What is expected: Copy out the whole listing exactly as written, leaving the pictures behind.

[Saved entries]
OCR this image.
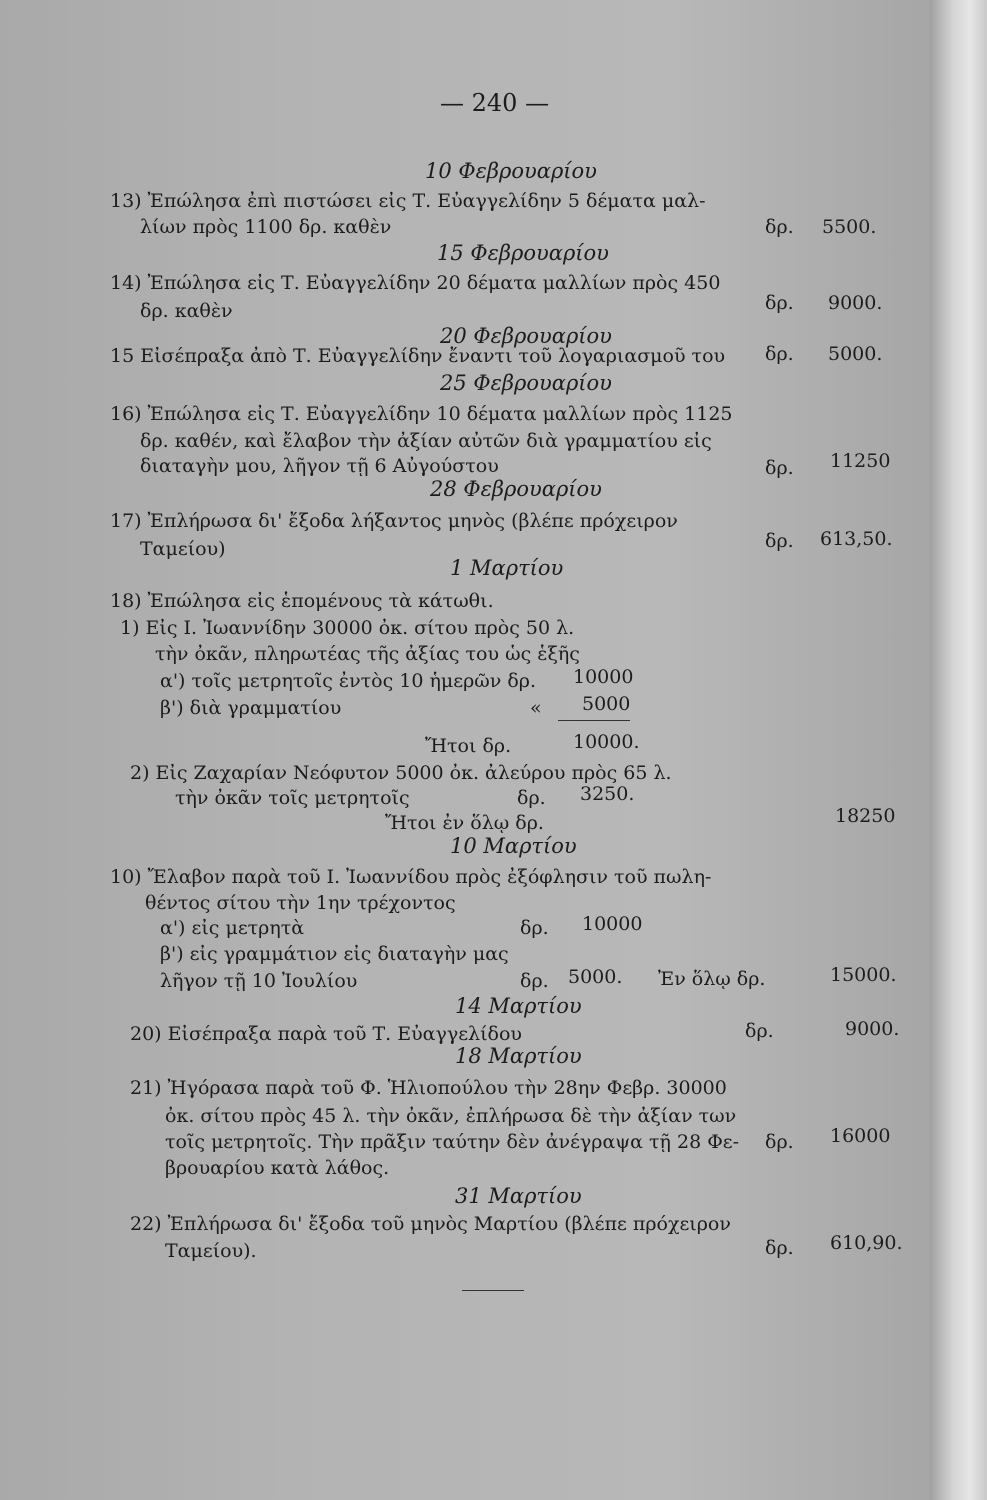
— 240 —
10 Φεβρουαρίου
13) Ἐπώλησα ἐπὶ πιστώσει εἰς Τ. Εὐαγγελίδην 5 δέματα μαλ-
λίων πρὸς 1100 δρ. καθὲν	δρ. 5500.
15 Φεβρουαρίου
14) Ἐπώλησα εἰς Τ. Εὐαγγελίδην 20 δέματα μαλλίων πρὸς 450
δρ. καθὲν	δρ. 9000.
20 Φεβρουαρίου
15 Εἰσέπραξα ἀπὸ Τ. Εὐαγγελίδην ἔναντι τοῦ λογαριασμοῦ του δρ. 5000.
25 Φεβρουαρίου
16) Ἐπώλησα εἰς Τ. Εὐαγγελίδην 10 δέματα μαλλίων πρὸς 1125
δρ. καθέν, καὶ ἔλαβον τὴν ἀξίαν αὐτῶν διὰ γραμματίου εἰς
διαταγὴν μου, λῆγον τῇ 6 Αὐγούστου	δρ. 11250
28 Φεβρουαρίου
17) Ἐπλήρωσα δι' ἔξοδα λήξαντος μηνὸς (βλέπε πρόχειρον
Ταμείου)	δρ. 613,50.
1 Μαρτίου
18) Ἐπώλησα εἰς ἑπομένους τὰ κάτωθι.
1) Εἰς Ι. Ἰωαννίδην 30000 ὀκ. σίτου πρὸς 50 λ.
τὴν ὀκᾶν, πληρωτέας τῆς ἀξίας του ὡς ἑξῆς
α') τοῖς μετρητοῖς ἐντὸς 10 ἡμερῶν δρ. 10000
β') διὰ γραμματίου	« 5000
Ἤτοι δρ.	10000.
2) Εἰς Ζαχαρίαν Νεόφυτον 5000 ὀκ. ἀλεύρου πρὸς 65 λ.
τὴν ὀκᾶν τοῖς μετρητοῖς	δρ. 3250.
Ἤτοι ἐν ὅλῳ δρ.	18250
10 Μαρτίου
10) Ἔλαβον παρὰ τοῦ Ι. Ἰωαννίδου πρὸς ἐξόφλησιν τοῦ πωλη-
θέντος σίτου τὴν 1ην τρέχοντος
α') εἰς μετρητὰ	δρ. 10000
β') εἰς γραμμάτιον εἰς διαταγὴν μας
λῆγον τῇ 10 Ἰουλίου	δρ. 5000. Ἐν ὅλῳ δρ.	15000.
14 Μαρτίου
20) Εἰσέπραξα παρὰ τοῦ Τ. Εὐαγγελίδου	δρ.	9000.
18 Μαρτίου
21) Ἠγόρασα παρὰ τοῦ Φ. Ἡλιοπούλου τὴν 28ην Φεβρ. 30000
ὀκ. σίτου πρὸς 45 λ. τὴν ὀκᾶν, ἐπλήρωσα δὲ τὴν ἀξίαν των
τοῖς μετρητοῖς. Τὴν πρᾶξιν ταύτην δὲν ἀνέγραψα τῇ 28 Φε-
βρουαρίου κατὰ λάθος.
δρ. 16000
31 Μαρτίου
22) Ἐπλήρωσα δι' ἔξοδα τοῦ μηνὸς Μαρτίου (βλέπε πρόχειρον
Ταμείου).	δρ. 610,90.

The response:
OCR this image.
— 240 —
10 Φεβρουαρίου
13) Ἐπώλησα ἐπὶ πιστώσει εἰς Τ. Εὐαγγελίδην 5 δέματα μαλ-
λίων πρὸς 1100 δρ. καθὲν	δρ. 5500.
15 Φεβρουαρίου
14) Ἐπώλησα εἰς Τ. Εὐαγγελίδην 20 δέματα μαλλίων πρὸς 450
δρ. καθὲν	δρ. 9000.
20 Φεβρουαρίου
15 Εἰσέπραξα ἀπὸ Τ. Εὐαγγελίδην ἔναντι τοῦ λογαριασμοῦ του δρ. 5000.
25 Φεβρουαρίου
16) Ἐπώλησα εἰς Τ. Εὐαγγελίδην 10 δέματα μαλλίων πρὸς 1125
δρ. καθέν, καὶ ἔλαβον τὴν ἀξίαν αὐτῶν διὰ γραμματίου εἰς
διαταγὴν μου, λῆγον τῇ 6 Αὐγούστου	δρ. 11250
28 Φεβρουαρίου
17) Ἐπλήρωσα δι' ἔξοδα λήξαντος μηνὸς (βλέπε πρόχειρον
Ταμείου)	δρ. 613,50.
1 Μαρτίου
18) Ἐπώλησα εἰς ἑπομένους τὰ κάτωθι.
1) Εἰς Ι. Ἰωαννίδην 30000 ὀκ. σίτου πρὸς 50 λ.
τὴν ὀκᾶν, πληρωτέας τῆς ἀξίας του ὡς ἑξῆς
α') τοῖς μετρητοῖς ἐντὸς 10 ἡμερῶν δρ. 10000
β') διὰ γραμματίου	« 5000
Ἤτοι δρ.	10000.
2) Εἰς Ζαχαρίαν Νεόφυτον 5000 ὀκ. ἀλεύρου πρὸς 65 λ.
τὴν ὀκᾶν τοῖς μετρητοῖς	δρ. 3250.
Ἤτοι ἐν ὅλῳ δρ.	18250
10 Μαρτίου
10) Ἔλαβον παρὰ τοῦ Ι. Ἰωαννίδου πρὸς ἐξόφλησιν τοῦ πωλη-
θέντος σίτου τὴν 1ην τρέχοντος
α') εἰς μετρητὰ	δρ. 10000
β') εἰς γραμμάτιον εἰς διαταγὴν μας
λῆγον τῇ 10 Ἰουλίου	δρ. 5000. Ἐν ὅλῳ δρ.	15000.
14 Μαρτίου
20) Εἰσέπραξα παρὰ τοῦ Τ. Εὐαγγελίδου	δρ.	9000.
18 Μαρτίου
21) Ἠγόρασα παρὰ τοῦ Φ. Ἡλιοπούλου τὴν 28ην Φεβρ. 30000
ὀκ. σίτου πρὸς 45 λ. τὴν ὀκᾶν, ἐπλήρωσα δὲ τὴν ἀξίαν των
τοῖς μετρητοῖς. Τὴν πρᾶξιν ταύτην δὲν ἀνέγραψα τῇ 28 Φε-
βρουαρίου κατὰ λάθος.
δρ. 16000
31 Μαρτίου
22) Ἐπλήρωσα δι' ἔξοδα τοῦ μηνὸς Μαρτίου (βλέπε πρόχειρον
Ταμείου).	δρ. 610,90.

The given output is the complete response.